Given exercise -
Word for word, set down the records and skip each picture.

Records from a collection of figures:
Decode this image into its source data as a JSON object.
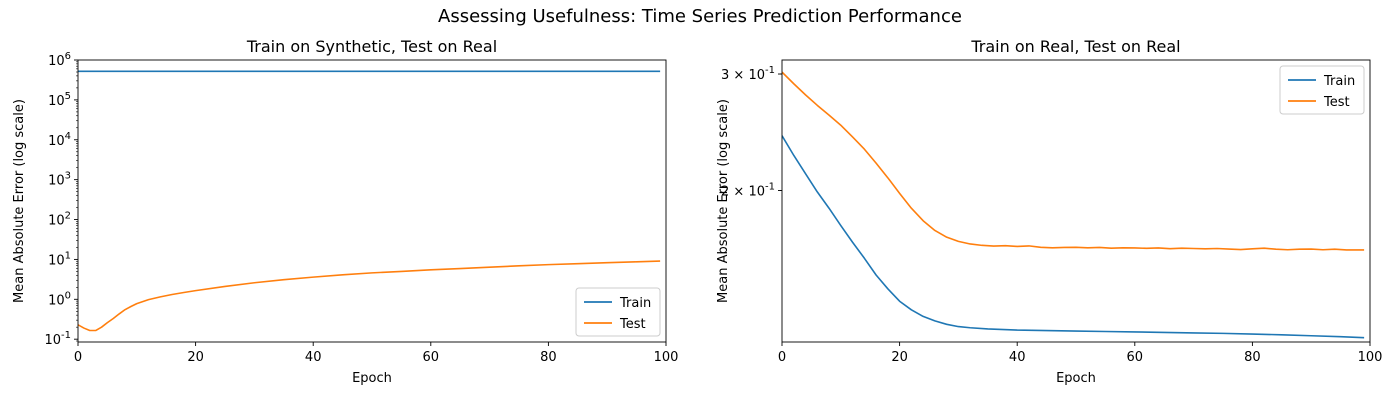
{
  "figure": {
    "title": "Assessing Usefulness: Time Series Prediction Performance"
  },
  "colors": {
    "train": "#1f77b4",
    "test": "#ff7f0e"
  },
  "chart_data": [
    {
      "type": "line",
      "title": "Train on Synthetic, Test on Real",
      "xlabel": "Epoch",
      "ylabel": "Mean Absolute Error (log scale)",
      "yscale": "log",
      "xlim": [
        0,
        100
      ],
      "ylim": [
        0.085,
        1000000
      ],
      "xticks": [
        0,
        20,
        40,
        60,
        80,
        100
      ],
      "xtick_labels": [
        "0",
        "20",
        "40",
        "60",
        "80",
        "100"
      ],
      "yticks": [
        0.1,
        1,
        10,
        100,
        1000,
        10000,
        100000,
        1000000
      ],
      "ytick_labels": [
        "10^-1",
        "10^0",
        "10^1",
        "10^2",
        "10^3",
        "10^4",
        "10^5",
        "10^6"
      ],
      "grid": false,
      "legend_position": "lower-right",
      "series": [
        {
          "name": "Train",
          "x": [
            0,
            99
          ],
          "values": [
            520000,
            520000
          ]
        },
        {
          "name": "Test",
          "x": [
            0,
            1,
            2,
            3,
            4,
            5,
            6,
            7,
            8,
            9,
            10,
            12,
            14,
            16,
            18,
            20,
            25,
            30,
            35,
            40,
            45,
            50,
            55,
            60,
            65,
            70,
            75,
            80,
            85,
            90,
            95,
            99
          ],
          "values": [
            0.23,
            0.19,
            0.165,
            0.165,
            0.2,
            0.26,
            0.33,
            0.43,
            0.55,
            0.66,
            0.78,
            0.98,
            1.15,
            1.32,
            1.48,
            1.65,
            2.1,
            2.6,
            3.1,
            3.6,
            4.1,
            4.6,
            5.0,
            5.5,
            5.9,
            6.4,
            6.9,
            7.4,
            7.8,
            8.3,
            8.7,
            9.1
          ]
        }
      ]
    },
    {
      "type": "line",
      "title": "Train on Real, Test on Real",
      "xlabel": "Epoch",
      "ylabel": "Mean Absolute Error (log scale)",
      "yscale": "log",
      "xlim": [
        0,
        100
      ],
      "ylim": [
        0.118,
        0.315
      ],
      "xticks": [
        0,
        20,
        40,
        60,
        80,
        100
      ],
      "xtick_labels": [
        "0",
        "20",
        "40",
        "60",
        "80",
        "100"
      ],
      "yticks": [
        0.2,
        0.3
      ],
      "ytick_labels": [
        "2 × 10^-1",
        "3 × 10^-1"
      ],
      "grid": false,
      "legend_position": "upper-right",
      "series": [
        {
          "name": "Train",
          "x": [
            0,
            2,
            4,
            6,
            8,
            10,
            12,
            14,
            16,
            18,
            20,
            22,
            24,
            26,
            28,
            30,
            32,
            35,
            40,
            45,
            50,
            55,
            60,
            65,
            70,
            75,
            80,
            85,
            90,
            95,
            99
          ],
          "values": [
            0.242,
            0.226,
            0.212,
            0.199,
            0.188,
            0.177,
            0.167,
            0.158,
            0.149,
            0.142,
            0.136,
            0.132,
            0.129,
            0.127,
            0.1255,
            0.1245,
            0.124,
            0.1235,
            0.123,
            0.1228,
            0.1226,
            0.1224,
            0.1222,
            0.122,
            0.1218,
            0.1216,
            0.1213,
            0.121,
            0.1206,
            0.1202,
            0.1198
          ]
        },
        {
          "name": "Test",
          "x": [
            0,
            2,
            4,
            6,
            8,
            10,
            12,
            14,
            16,
            18,
            20,
            22,
            24,
            26,
            28,
            30,
            32,
            34,
            36,
            38,
            40,
            42,
            44,
            46,
            48,
            50,
            52,
            54,
            56,
            58,
            60,
            62,
            64,
            66,
            68,
            70,
            72,
            74,
            76,
            78,
            80,
            82,
            84,
            86,
            88,
            90,
            92,
            94,
            96,
            99
          ],
          "values": [
            0.302,
            0.29,
            0.279,
            0.269,
            0.26,
            0.251,
            0.241,
            0.231,
            0.22,
            0.209,
            0.198,
            0.188,
            0.18,
            0.174,
            0.17,
            0.1675,
            0.166,
            0.1652,
            0.1648,
            0.165,
            0.1646,
            0.1649,
            0.1641,
            0.1638,
            0.164,
            0.1641,
            0.1638,
            0.164,
            0.1636,
            0.1638,
            0.1637,
            0.1635,
            0.1637,
            0.1633,
            0.1636,
            0.1634,
            0.1632,
            0.1634,
            0.1631,
            0.1628,
            0.1632,
            0.1636,
            0.163,
            0.1627,
            0.163,
            0.1631,
            0.1627,
            0.163,
            0.1626,
            0.1626
          ]
        }
      ]
    }
  ]
}
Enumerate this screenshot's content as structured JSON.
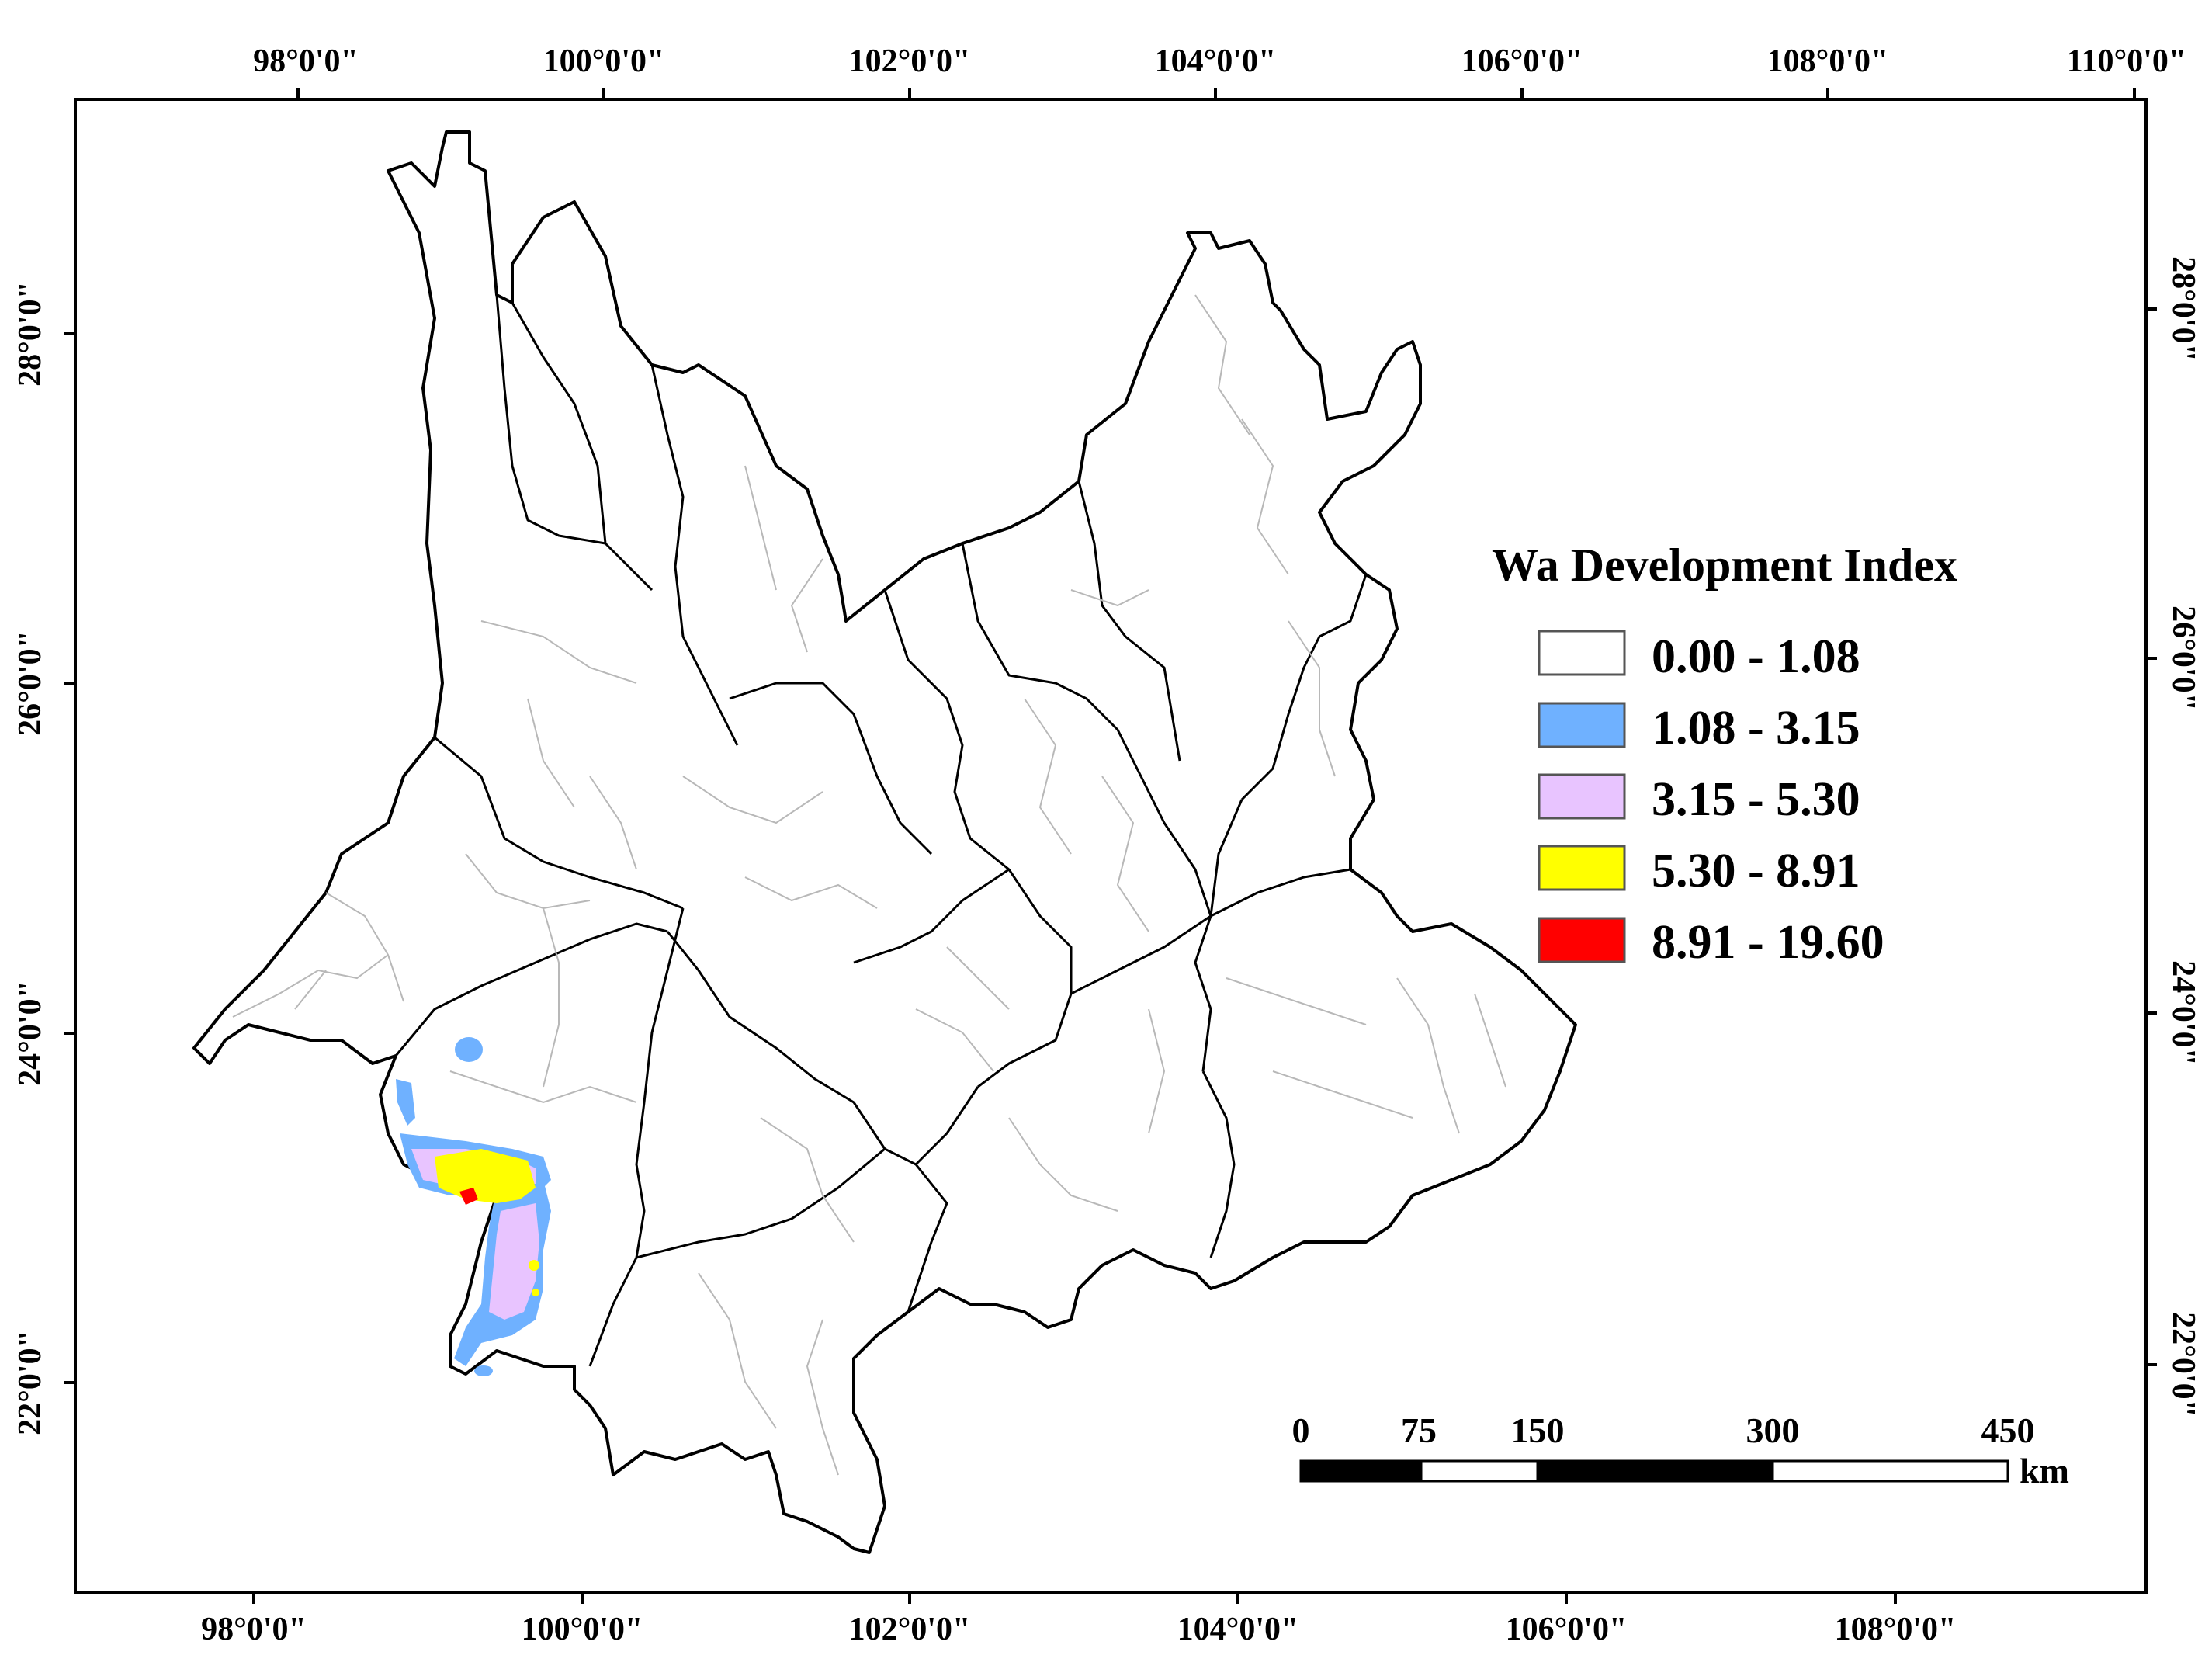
{
  "map": {
    "top_axis_labels": [
      "98°0'0\"",
      "100°0'0\"",
      "102°0'0\"",
      "104°0'0\"",
      "106°0'0\"",
      "108°0'0\"",
      "110°0'0\""
    ],
    "bottom_axis_labels": [
      "98°0'0\"",
      "100°0'0\"",
      "102°0'0\"",
      "104°0'0\"",
      "106°0'0\"",
      "108°0'0\""
    ],
    "left_axis_labels": [
      "28°0'0\"",
      "26°0'0\"",
      "24°0'0\"",
      "22°0'0\""
    ],
    "right_axis_labels": [
      "28°0'0\"",
      "26°0'0\"",
      "24°0'0\"",
      "22°0'0\""
    ]
  },
  "legend": {
    "title": "Wa Development Index",
    "classes": [
      {
        "label": "0.00 - 1.08",
        "color": "#ffffff"
      },
      {
        "label": "1.08 - 3.15",
        "color": "#6fb1ff"
      },
      {
        "label": "3.15 - 5.30",
        "color": "#e8c4ff"
      },
      {
        "label": "5.30 - 8.91",
        "color": "#ffff00"
      },
      {
        "label": "8.91 - 19.60",
        "color": "#ff0000"
      }
    ]
  },
  "scale_bar": {
    "ticks": [
      "0",
      "75",
      "150",
      "300",
      "450"
    ],
    "unit": "km"
  }
}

Answer to the problem -
Decode this image into its source data as a JSON object.
{
  "figure": {
    "title": "Assessing Usefulness: Time Series Prediction Performance"
  },
  "colors": {
    "train": "#1f77b4",
    "test": "#ff7f0e"
  },
  "chart_data": [
    {
      "type": "line",
      "title": "Train on Synthetic, Test on Real",
      "xlabel": "Epoch",
      "ylabel": "Mean Absolute Error (log scale)",
      "yscale": "log",
      "xlim": [
        0,
        100
      ],
      "ylim": [
        0.085,
        1000000
      ],
      "xticks": [
        0,
        20,
        40,
        60,
        80,
        100
      ],
      "xtick_labels": [
        "0",
        "20",
        "40",
        "60",
        "80",
        "100"
      ],
      "yticks": [
        0.1,
        1,
        10,
        100,
        1000,
        10000,
        100000,
        1000000
      ],
      "ytick_labels": [
        "10^-1",
        "10^0",
        "10^1",
        "10^2",
        "10^3",
        "10^4",
        "10^5",
        "10^6"
      ],
      "grid": false,
      "legend_position": "lower-right",
      "series": [
        {
          "name": "Train",
          "x": [
            0,
            99
          ],
          "values": [
            520000,
            520000
          ]
        },
        {
          "name": "Test",
          "x": [
            0,
            1,
            2,
            3,
            4,
            5,
            6,
            7,
            8,
            9,
            10,
            12,
            14,
            16,
            18,
            20,
            25,
            30,
            35,
            40,
            45,
            50,
            55,
            60,
            65,
            70,
            75,
            80,
            85,
            90,
            95,
            99
          ],
          "values": [
            0.23,
            0.19,
            0.165,
            0.165,
            0.2,
            0.26,
            0.33,
            0.43,
            0.55,
            0.66,
            0.78,
            0.98,
            1.15,
            1.32,
            1.48,
            1.65,
            2.1,
            2.6,
            3.1,
            3.6,
            4.1,
            4.6,
            5.0,
            5.5,
            5.9,
            6.4,
            6.9,
            7.4,
            7.8,
            8.3,
            8.7,
            9.1
          ]
        }
      ]
    },
    {
      "type": "line",
      "title": "Train on Real, Test on Real",
      "xlabel": "Epoch",
      "ylabel": "Mean Absolute Error (log scale)",
      "yscale": "log",
      "xlim": [
        0,
        100
      ],
      "ylim": [
        0.118,
        0.315
      ],
      "xticks": [
        0,
        20,
        40,
        60,
        80,
        100
      ],
      "xtick_labels": [
        "0",
        "20",
        "40",
        "60",
        "80",
        "100"
      ],
      "yticks": [
        0.2,
        0.3
      ],
      "ytick_labels": [
        "2 × 10^-1",
        "3 × 10^-1"
      ],
      "grid": false,
      "legend_position": "upper-right",
      "series": [
        {
          "name": "Train",
          "x": [
            0,
            2,
            4,
            6,
            8,
            10,
            12,
            14,
            16,
            18,
            20,
            22,
            24,
            26,
            28,
            30,
            32,
            35,
            40,
            45,
            50,
            55,
            60,
            65,
            70,
            75,
            80,
            85,
            90,
            95,
            99
          ],
          "values": [
            0.242,
            0.226,
            0.212,
            0.199,
            0.188,
            0.177,
            0.167,
            0.158,
            0.149,
            0.142,
            0.136,
            0.132,
            0.129,
            0.127,
            0.1255,
            0.1245,
            0.124,
            0.1235,
            0.123,
            0.1228,
            0.1226,
            0.1224,
            0.1222,
            0.122,
            0.1218,
            0.1216,
            0.1213,
            0.121,
            0.1206,
            0.1202,
            0.1198
          ]
        },
        {
          "name": "Test",
          "x": [
            0,
            2,
            4,
            6,
            8,
            10,
            12,
            14,
            16,
            18,
            20,
            22,
            24,
            26,
            28,
            30,
            32,
            34,
            36,
            38,
            40,
            42,
            44,
            46,
            48,
            50,
            52,
            54,
            56,
            58,
            60,
            62,
            64,
            66,
            68,
            70,
            72,
            74,
            76,
            78,
            80,
            82,
            84,
            86,
            88,
            90,
            92,
            94,
            96,
            99
          ],
          "values": [
            0.302,
            0.29,
            0.279,
            0.269,
            0.26,
            0.251,
            0.241,
            0.231,
            0.22,
            0.209,
            0.198,
            0.188,
            0.18,
            0.174,
            0.17,
            0.1675,
            0.166,
            0.1652,
            0.1648,
            0.165,
            0.1646,
            0.1649,
            0.1641,
            0.1638,
            0.164,
            0.1641,
            0.1638,
            0.164,
            0.1636,
            0.1638,
            0.1637,
            0.1635,
            0.1637,
            0.1633,
            0.1636,
            0.1634,
            0.1632,
            0.1634,
            0.1631,
            0.1628,
            0.1632,
            0.1636,
            0.163,
            0.1627,
            0.163,
            0.1631,
            0.1627,
            0.163,
            0.1626,
            0.1626
          ]
        }
      ]
    }
  ]
}
Enumerate this screenshot's content as structured JSON.
{
  "map": {
    "top_axis_labels": [
      "98°0'0\"",
      "100°0'0\"",
      "102°0'0\"",
      "104°0'0\"",
      "106°0'0\"",
      "108°0'0\"",
      "110°0'0\""
    ],
    "bottom_axis_labels": [
      "98°0'0\"",
      "100°0'0\"",
      "102°0'0\"",
      "104°0'0\"",
      "106°0'0\"",
      "108°0'0\""
    ],
    "left_axis_labels": [
      "28°0'0\"",
      "26°0'0\"",
      "24°0'0\"",
      "22°0'0\""
    ],
    "right_axis_labels": [
      "28°0'0\"",
      "26°0'0\"",
      "24°0'0\"",
      "22°0'0\""
    ]
  },
  "legend": {
    "title": "Wa Development Index",
    "classes": [
      {
        "label": "0.00 - 1.08",
        "color": "#ffffff"
      },
      {
        "label": "1.08 - 3.15",
        "color": "#6fb1ff"
      },
      {
        "label": "3.15 - 5.30",
        "color": "#e8c4ff"
      },
      {
        "label": "5.30 - 8.91",
        "color": "#ffff00"
      },
      {
        "label": "8.91 - 19.60",
        "color": "#ff0000"
      }
    ]
  },
  "scale_bar": {
    "ticks": [
      "0",
      "75",
      "150",
      "300",
      "450"
    ],
    "unit": "km"
  }
}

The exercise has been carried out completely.